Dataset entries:
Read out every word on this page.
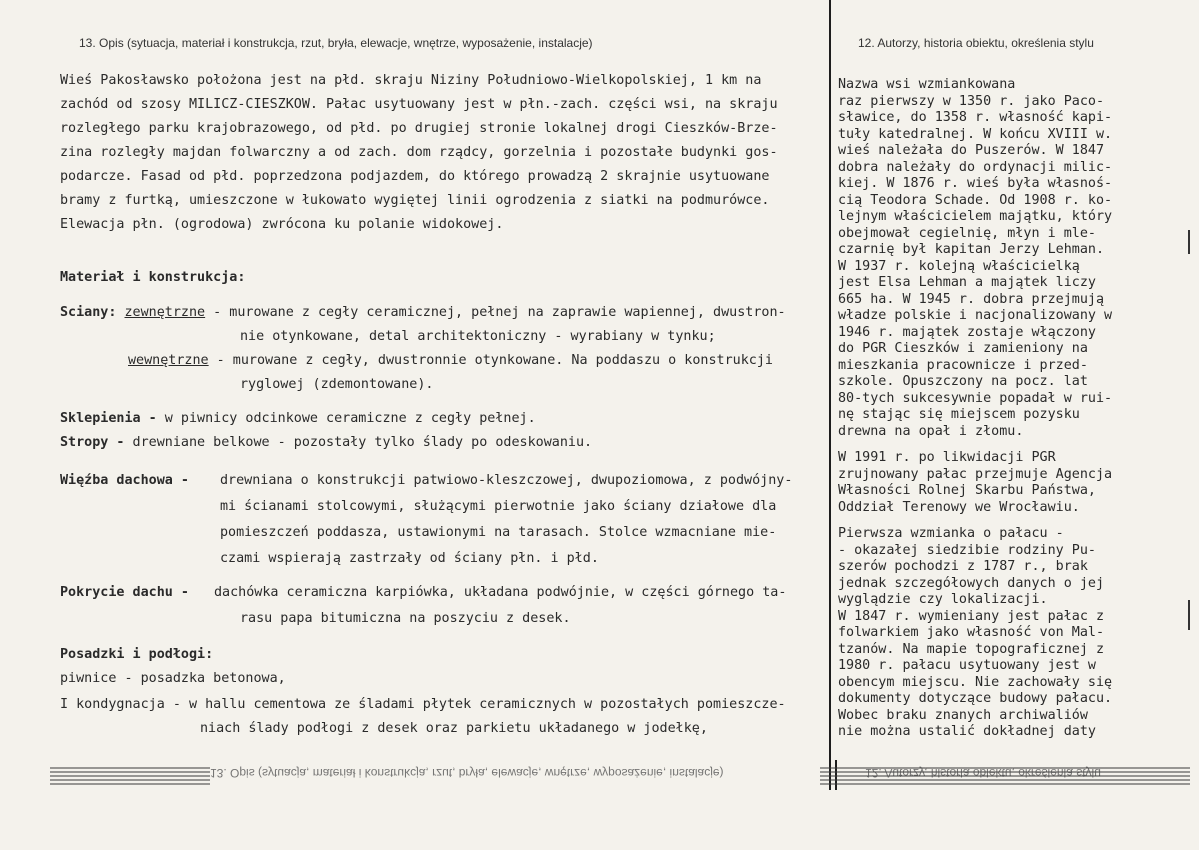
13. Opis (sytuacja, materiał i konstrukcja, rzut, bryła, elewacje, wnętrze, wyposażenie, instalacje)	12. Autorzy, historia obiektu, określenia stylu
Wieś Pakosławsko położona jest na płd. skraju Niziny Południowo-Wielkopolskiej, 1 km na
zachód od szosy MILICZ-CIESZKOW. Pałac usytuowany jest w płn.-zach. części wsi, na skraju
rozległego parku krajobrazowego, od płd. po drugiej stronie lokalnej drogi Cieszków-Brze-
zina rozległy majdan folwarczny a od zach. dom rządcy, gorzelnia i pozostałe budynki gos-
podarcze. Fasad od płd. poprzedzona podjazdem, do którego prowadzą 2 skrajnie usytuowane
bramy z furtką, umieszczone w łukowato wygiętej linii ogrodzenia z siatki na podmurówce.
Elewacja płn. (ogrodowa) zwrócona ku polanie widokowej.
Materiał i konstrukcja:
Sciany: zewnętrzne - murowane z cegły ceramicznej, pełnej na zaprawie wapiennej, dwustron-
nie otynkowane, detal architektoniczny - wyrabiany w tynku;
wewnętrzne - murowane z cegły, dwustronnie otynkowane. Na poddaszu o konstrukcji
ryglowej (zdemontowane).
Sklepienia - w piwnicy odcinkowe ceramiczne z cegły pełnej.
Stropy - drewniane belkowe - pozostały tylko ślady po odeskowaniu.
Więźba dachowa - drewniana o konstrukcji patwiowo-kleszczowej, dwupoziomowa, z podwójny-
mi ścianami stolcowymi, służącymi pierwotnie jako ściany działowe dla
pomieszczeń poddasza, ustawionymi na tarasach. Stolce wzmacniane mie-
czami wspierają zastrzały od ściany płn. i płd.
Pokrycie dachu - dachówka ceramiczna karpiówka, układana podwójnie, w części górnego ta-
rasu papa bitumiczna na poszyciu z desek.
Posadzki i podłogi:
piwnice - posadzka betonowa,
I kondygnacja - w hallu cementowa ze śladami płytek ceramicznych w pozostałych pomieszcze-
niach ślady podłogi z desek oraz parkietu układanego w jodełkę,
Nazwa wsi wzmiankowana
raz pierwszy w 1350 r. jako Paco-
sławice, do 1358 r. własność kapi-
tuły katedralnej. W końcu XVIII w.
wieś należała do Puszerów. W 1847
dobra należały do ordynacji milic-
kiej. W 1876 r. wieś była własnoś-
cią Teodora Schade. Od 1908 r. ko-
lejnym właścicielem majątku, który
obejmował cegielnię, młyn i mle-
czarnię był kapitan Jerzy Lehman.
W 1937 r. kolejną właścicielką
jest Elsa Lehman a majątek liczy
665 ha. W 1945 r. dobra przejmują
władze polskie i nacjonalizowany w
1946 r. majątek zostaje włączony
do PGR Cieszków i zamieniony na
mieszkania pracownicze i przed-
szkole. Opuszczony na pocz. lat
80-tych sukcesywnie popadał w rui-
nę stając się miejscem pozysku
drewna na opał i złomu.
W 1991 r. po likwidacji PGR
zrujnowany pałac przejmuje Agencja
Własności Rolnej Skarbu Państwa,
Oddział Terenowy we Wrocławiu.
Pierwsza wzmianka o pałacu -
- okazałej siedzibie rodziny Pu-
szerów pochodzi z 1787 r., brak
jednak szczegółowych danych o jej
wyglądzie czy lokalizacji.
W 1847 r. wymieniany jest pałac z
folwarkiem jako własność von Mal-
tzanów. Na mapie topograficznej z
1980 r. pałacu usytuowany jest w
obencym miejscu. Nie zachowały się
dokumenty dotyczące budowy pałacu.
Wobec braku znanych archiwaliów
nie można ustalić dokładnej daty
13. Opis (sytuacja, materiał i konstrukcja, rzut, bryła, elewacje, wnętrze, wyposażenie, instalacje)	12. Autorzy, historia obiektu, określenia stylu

--

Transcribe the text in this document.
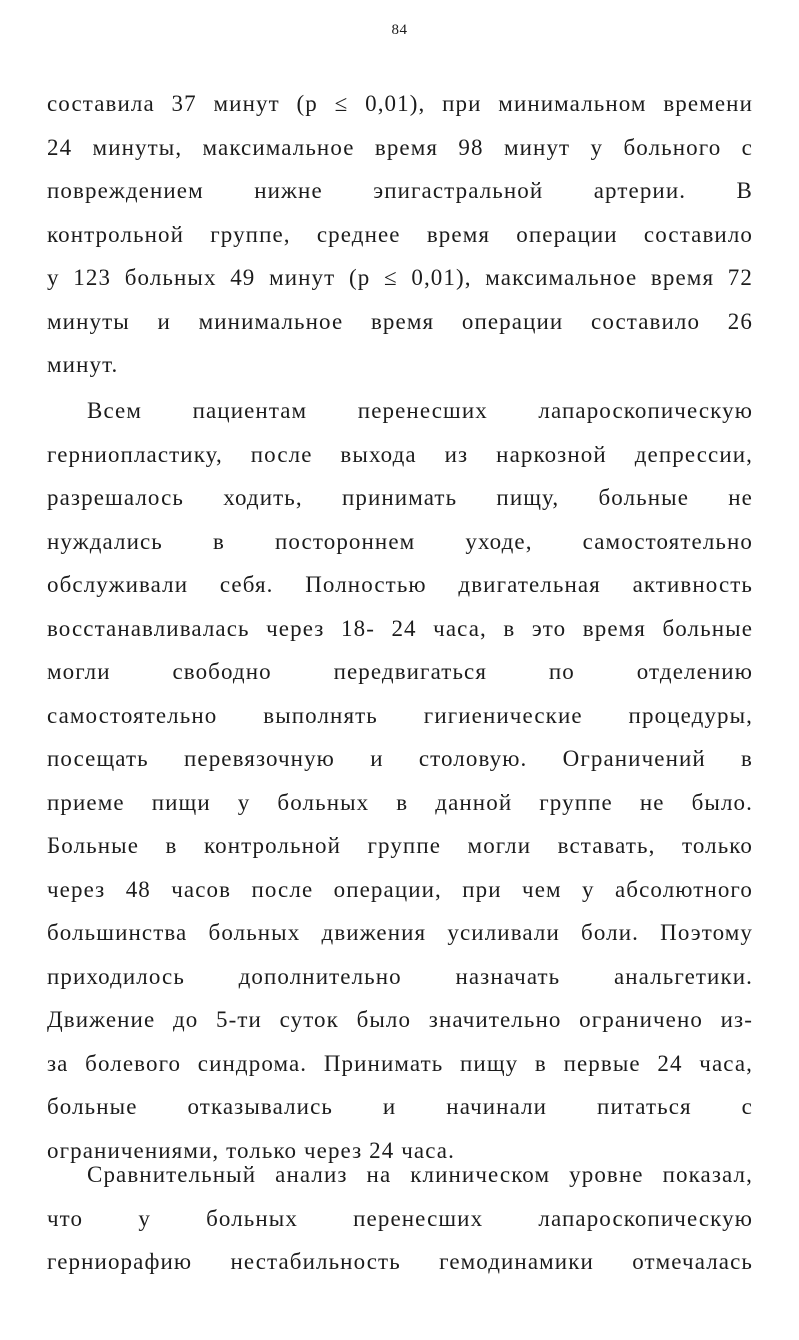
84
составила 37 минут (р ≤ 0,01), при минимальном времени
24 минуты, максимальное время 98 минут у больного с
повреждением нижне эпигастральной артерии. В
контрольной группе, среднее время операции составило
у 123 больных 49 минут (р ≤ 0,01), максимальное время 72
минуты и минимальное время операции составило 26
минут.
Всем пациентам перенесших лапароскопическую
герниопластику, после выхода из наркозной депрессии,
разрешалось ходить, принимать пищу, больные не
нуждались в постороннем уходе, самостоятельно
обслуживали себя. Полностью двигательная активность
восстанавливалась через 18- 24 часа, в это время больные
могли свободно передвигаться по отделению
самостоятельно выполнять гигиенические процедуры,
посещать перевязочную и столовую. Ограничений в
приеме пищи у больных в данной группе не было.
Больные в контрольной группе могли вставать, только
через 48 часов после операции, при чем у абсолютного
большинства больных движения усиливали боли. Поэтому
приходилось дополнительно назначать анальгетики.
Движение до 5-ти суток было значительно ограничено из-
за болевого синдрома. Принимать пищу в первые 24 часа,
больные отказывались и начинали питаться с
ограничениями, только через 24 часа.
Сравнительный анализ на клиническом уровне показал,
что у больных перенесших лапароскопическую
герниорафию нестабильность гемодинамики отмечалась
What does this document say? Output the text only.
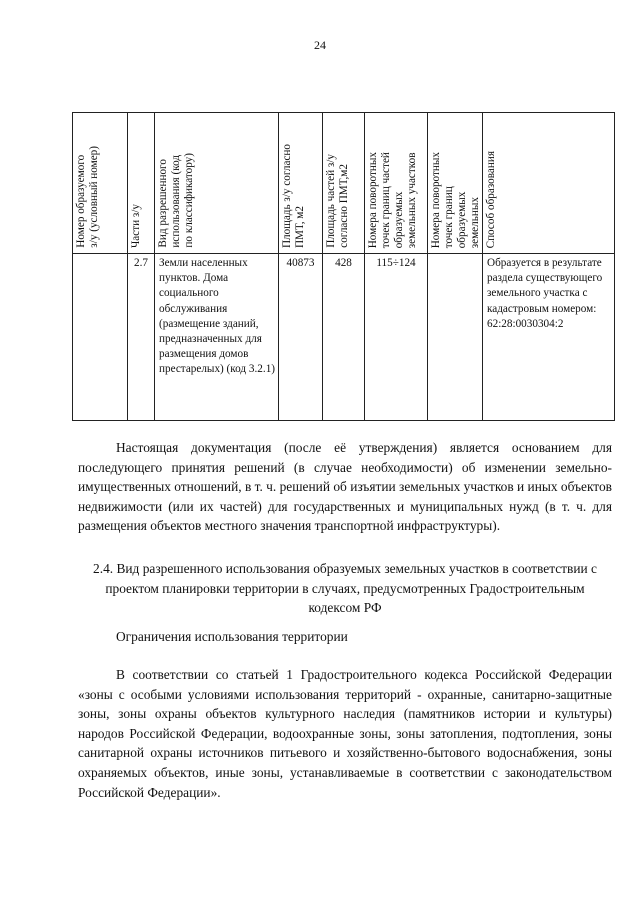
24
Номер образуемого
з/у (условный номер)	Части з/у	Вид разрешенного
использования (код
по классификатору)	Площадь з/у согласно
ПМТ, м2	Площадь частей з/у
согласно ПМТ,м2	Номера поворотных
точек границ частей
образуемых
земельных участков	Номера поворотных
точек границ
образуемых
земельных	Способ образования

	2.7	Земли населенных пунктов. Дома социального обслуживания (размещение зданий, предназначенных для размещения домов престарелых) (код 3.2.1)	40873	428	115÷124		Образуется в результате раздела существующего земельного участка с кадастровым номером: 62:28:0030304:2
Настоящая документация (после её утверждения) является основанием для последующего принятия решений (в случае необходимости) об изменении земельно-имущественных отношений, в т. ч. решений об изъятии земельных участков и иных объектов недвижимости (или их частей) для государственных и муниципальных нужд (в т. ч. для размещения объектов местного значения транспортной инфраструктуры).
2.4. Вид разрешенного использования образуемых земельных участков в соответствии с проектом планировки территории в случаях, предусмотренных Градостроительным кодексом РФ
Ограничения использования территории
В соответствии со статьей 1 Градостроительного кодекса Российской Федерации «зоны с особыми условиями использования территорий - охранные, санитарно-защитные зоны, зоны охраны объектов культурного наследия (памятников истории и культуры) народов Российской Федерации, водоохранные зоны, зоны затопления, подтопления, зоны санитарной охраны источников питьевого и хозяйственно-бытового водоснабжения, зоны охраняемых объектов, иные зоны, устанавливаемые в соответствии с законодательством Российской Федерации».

--

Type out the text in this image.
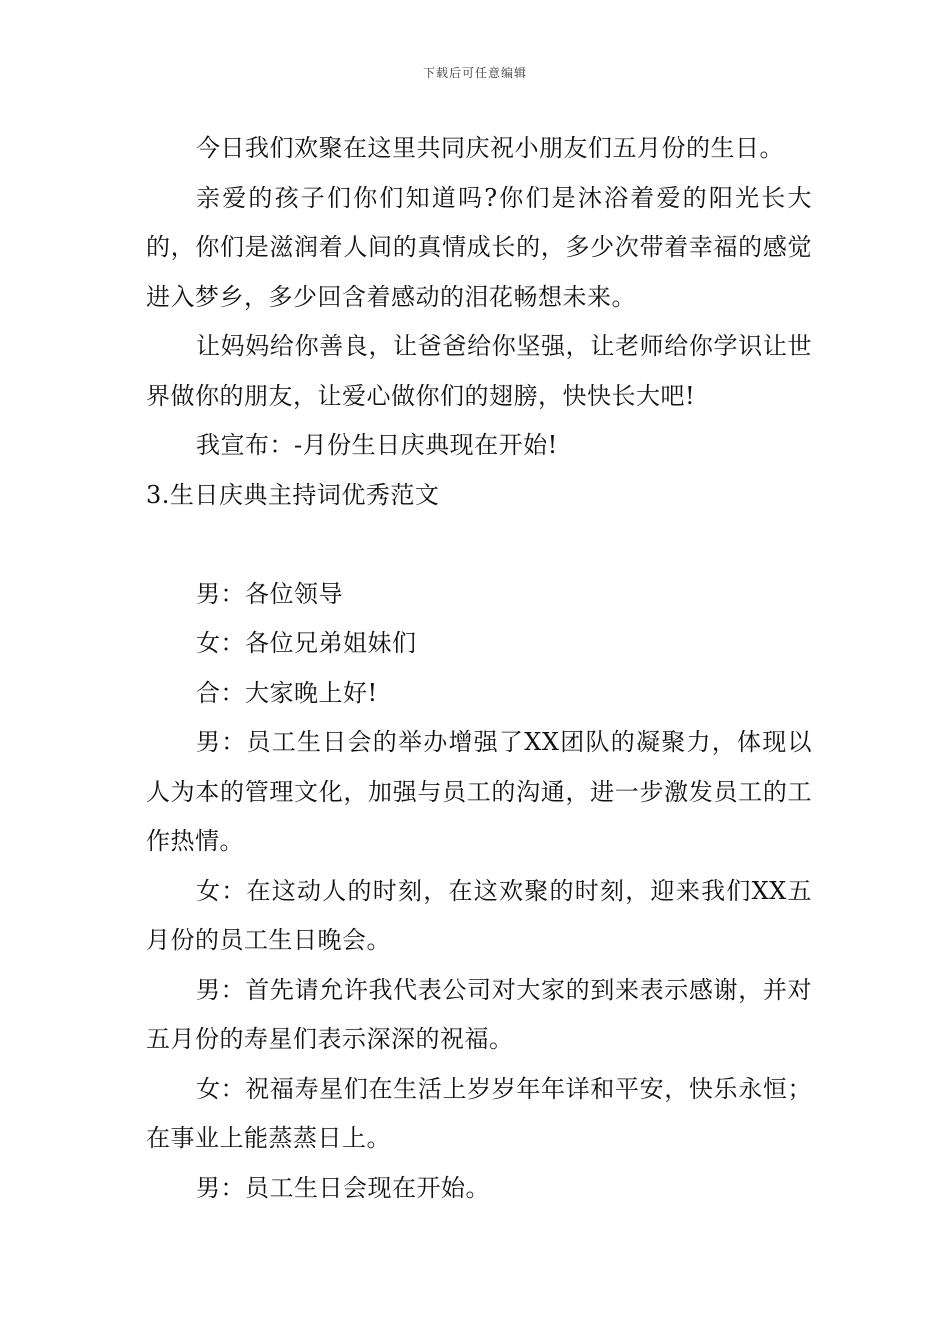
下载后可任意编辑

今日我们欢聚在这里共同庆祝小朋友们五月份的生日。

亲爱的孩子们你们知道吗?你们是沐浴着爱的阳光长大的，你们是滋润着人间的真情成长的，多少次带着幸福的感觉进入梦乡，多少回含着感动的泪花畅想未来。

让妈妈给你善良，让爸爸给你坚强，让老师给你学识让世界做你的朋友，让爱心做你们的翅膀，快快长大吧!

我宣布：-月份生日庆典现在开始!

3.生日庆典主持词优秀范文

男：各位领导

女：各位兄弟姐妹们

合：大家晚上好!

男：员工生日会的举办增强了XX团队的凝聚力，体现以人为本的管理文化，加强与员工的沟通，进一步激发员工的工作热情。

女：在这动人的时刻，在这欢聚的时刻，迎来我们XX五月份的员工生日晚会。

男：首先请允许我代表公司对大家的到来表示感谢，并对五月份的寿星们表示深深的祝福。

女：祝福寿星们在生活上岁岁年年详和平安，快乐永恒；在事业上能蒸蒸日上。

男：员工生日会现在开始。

*WHAT IS ASKED*: Show, from the listing above, each line that contains the word "максимальное".

*OUTPUT FOR THIS EXERCISE*:
24 минуты, максимальное время 98 минут у больного с
у 123 больных 49 минут (р ≤ 0,01), максимальное время 72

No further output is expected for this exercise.